→ **Requirement**
Reproduce the material in full, exactly as written.

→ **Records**
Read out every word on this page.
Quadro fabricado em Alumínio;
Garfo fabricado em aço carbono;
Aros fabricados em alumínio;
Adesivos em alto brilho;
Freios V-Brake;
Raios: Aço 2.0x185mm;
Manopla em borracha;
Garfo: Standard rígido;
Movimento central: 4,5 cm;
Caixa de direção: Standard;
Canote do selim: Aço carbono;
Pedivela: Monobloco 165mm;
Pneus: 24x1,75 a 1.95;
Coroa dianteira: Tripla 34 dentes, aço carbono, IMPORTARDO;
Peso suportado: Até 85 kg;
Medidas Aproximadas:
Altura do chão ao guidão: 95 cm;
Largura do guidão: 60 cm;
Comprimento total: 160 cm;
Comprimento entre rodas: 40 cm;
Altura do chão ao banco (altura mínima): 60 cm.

→ **Finished task**
Read out every word on this page.
Quadro fabricado em Alumínio;
Garfo fabricado em aço carbono;
Aros fabricados em alumínio;
Adesivos em alto brilho;
Freios V-Brake;
Raios: Aço 2.0x185mm;
Manopla em borracha;
Garfo: Standard rígido;
Movimento central: 4,5 cm;
Caixa de direção: Standard;
Canote do selim: Aço carbono;
Pedivela: Monobloco 165mm;
Pneus: 24x1,75 a 1.95;
Coroa dianteira: Tripla 34 dentes, aço carbono, IMPORTARDO;
Peso suportado: Até 85 kg;
Medidas Aproximadas:
Altura do chão ao guidão: 95 cm;
Largura do guidão: 60 cm;
Comprimento total: 160 cm;
Comprimento entre rodas: 40 cm;
Altura do chão ao banco (altura mínima): 60 cm.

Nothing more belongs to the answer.